Please extract, unchanged, the lines of the listing below from its first line through the line that contains "y-axis-ticks: 2 4 6 xyxy=(73,184,105,1228)", both included.
# start of PROVIDED RECORDS
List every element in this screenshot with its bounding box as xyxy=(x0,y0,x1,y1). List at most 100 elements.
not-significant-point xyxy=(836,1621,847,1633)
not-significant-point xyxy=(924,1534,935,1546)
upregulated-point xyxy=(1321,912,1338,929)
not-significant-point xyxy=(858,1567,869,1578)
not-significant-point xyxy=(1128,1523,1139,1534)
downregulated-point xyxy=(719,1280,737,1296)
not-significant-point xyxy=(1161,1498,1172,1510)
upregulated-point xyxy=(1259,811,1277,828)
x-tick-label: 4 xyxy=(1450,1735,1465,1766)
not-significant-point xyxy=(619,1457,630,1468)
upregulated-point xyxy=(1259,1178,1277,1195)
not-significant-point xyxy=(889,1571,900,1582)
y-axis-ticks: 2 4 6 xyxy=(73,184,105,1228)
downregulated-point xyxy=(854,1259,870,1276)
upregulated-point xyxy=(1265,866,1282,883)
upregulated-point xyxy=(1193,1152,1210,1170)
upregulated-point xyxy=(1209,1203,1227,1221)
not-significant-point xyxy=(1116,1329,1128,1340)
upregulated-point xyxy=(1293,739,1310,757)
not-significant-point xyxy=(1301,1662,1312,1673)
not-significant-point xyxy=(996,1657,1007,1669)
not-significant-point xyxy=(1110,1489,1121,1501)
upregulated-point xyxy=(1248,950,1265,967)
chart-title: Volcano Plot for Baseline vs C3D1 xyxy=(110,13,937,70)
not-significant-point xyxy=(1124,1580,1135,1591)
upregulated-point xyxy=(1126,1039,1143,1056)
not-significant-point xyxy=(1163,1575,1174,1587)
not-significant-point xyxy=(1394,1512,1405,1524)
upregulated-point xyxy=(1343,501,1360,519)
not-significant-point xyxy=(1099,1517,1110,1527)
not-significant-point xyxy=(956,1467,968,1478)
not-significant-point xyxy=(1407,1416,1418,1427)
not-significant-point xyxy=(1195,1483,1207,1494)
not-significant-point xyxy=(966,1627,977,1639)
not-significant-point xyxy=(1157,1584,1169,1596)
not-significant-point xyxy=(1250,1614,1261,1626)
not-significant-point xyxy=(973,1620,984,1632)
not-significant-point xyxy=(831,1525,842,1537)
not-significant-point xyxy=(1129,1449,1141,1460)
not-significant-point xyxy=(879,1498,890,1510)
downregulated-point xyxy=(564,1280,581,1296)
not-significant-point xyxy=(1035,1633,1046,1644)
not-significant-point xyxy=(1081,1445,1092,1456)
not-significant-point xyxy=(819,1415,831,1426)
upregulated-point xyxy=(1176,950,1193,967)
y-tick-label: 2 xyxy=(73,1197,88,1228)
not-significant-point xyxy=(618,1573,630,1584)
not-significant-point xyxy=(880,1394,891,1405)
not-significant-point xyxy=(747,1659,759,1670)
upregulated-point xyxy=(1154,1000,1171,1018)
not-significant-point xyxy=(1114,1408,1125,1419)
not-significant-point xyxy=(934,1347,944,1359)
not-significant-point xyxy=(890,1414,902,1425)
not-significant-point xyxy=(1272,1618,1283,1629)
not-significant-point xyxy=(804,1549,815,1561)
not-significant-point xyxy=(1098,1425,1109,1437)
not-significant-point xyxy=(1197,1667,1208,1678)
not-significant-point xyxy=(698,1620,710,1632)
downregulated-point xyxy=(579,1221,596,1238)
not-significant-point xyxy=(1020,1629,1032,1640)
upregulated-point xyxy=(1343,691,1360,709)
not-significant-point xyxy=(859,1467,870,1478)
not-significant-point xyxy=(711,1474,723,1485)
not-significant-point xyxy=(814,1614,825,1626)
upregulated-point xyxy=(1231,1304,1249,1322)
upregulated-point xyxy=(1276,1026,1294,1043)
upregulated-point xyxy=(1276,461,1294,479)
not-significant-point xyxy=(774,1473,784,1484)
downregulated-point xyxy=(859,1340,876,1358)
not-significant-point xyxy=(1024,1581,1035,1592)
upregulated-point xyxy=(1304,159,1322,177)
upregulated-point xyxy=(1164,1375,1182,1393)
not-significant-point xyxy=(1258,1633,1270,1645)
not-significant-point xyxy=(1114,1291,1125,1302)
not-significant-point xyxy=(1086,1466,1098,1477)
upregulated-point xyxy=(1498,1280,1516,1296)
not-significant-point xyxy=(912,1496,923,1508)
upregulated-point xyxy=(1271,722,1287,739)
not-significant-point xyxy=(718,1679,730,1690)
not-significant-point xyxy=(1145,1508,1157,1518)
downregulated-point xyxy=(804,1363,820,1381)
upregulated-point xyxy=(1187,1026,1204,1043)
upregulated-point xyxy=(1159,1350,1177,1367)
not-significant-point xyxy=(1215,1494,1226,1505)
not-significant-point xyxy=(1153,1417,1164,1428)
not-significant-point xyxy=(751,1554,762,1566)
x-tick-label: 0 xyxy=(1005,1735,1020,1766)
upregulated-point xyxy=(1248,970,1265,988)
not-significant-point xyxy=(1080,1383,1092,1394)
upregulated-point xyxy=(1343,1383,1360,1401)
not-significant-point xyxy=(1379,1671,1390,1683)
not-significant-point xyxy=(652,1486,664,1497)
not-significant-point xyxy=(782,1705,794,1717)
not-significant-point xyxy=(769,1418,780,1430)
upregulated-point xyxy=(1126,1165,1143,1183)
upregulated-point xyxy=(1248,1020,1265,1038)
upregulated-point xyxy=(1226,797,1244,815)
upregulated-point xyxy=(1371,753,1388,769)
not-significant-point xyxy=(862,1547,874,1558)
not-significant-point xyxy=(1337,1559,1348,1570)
# end of PROVIDED RECORDS
= TASK SOLUTION =
List every element in this screenshot with its bounding box as xyxy=(x0,y0,x1,y1). List at most 100 elements.
not-significant-point xyxy=(836,1621,847,1633)
not-significant-point xyxy=(924,1534,935,1546)
upregulated-point xyxy=(1321,912,1338,929)
not-significant-point xyxy=(858,1567,869,1578)
not-significant-point xyxy=(1128,1523,1139,1534)
downregulated-point xyxy=(719,1280,737,1296)
not-significant-point xyxy=(1161,1498,1172,1510)
upregulated-point xyxy=(1259,811,1277,828)
x-tick-label: 4 xyxy=(1450,1735,1465,1766)
not-significant-point xyxy=(619,1457,630,1468)
upregulated-point xyxy=(1259,1178,1277,1195)
not-significant-point xyxy=(889,1571,900,1582)
y-axis-ticks: 2 4 6 xyxy=(73,184,105,1228)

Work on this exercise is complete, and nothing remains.